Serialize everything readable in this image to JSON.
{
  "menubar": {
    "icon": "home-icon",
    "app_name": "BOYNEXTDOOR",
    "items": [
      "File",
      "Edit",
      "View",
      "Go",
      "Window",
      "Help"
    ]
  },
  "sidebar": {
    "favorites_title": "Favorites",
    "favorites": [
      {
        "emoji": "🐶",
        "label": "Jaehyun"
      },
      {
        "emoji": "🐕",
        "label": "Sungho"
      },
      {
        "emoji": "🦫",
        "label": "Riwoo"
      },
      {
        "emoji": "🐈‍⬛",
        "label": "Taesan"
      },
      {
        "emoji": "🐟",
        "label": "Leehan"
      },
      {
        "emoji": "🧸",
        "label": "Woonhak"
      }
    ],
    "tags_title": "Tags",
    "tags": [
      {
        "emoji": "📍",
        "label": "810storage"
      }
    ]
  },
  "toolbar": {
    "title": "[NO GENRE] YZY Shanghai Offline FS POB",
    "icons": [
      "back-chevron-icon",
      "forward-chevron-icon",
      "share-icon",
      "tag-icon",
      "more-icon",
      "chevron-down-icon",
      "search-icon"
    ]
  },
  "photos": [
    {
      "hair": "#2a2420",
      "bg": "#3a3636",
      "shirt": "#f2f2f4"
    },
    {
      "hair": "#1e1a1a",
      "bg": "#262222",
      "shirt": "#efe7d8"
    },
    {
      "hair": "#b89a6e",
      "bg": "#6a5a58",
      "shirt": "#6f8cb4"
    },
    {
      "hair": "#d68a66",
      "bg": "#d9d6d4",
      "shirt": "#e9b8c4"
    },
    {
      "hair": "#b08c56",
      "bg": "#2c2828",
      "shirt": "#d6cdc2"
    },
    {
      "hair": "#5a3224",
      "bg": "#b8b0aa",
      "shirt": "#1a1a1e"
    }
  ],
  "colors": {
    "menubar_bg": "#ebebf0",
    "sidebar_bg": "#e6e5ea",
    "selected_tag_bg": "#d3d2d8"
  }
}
====
Copy all of the material word for word.

Serialize everything readable in this image to JSON.
{
  "menubar": {
    "icon": "home-icon",
    "app_name": "BOYNEXTDOOR",
    "items": [
      "File",
      "Edit",
      "View",
      "Go",
      "Window",
      "Help"
    ]
  },
  "sidebar": {
    "favorites_title": "Favorites",
    "favorites": [
      {
        "emoji": "🐶",
        "label": "Jaehyun"
      },
      {
        "emoji": "🐕",
        "label": "Sungho"
      },
      {
        "emoji": "🦫",
        "label": "Riwoo"
      },
      {
        "emoji": "🐈‍⬛",
        "label": "Taesan"
      },
      {
        "emoji": "🐟",
        "label": "Leehan"
      },
      {
        "emoji": "🧸",
        "label": "Woonhak"
      }
    ],
    "tags_title": "Tags",
    "tags": [
      {
        "emoji": "📍",
        "label": "810storage"
      }
    ]
  },
  "toolbar": {
    "title": "[NO GENRE] YZY Shanghai Offline FS POB",
    "icons": [
      "back-chevron-icon",
      "forward-chevron-icon",
      "share-icon",
      "tag-icon",
      "more-icon",
      "chevron-down-icon",
      "search-icon"
    ]
  },
  "photos": [
    {
      "hair": "#2a2420",
      "bg": "#3a3636",
      "shirt": "#f2f2f4"
    },
    {
      "hair": "#1e1a1a",
      "bg": "#262222",
      "shirt": "#efe7d8"
    },
    {
      "hair": "#b89a6e",
      "bg": "#6a5a58",
      "shirt": "#6f8cb4"
    },
    {
      "hair": "#d68a66",
      "bg": "#d9d6d4",
      "shirt": "#e9b8c4"
    },
    {
      "hair": "#b08c56",
      "bg": "#2c2828",
      "shirt": "#d6cdc2"
    },
    {
      "hair": "#5a3224",
      "bg": "#b8b0aa",
      "shirt": "#1a1a1e"
    }
  ],
  "colors": {
    "menubar_bg": "#ebebf0",
    "sidebar_bg": "#e6e5ea",
    "selected_tag_bg": "#d3d2d8"
  }
}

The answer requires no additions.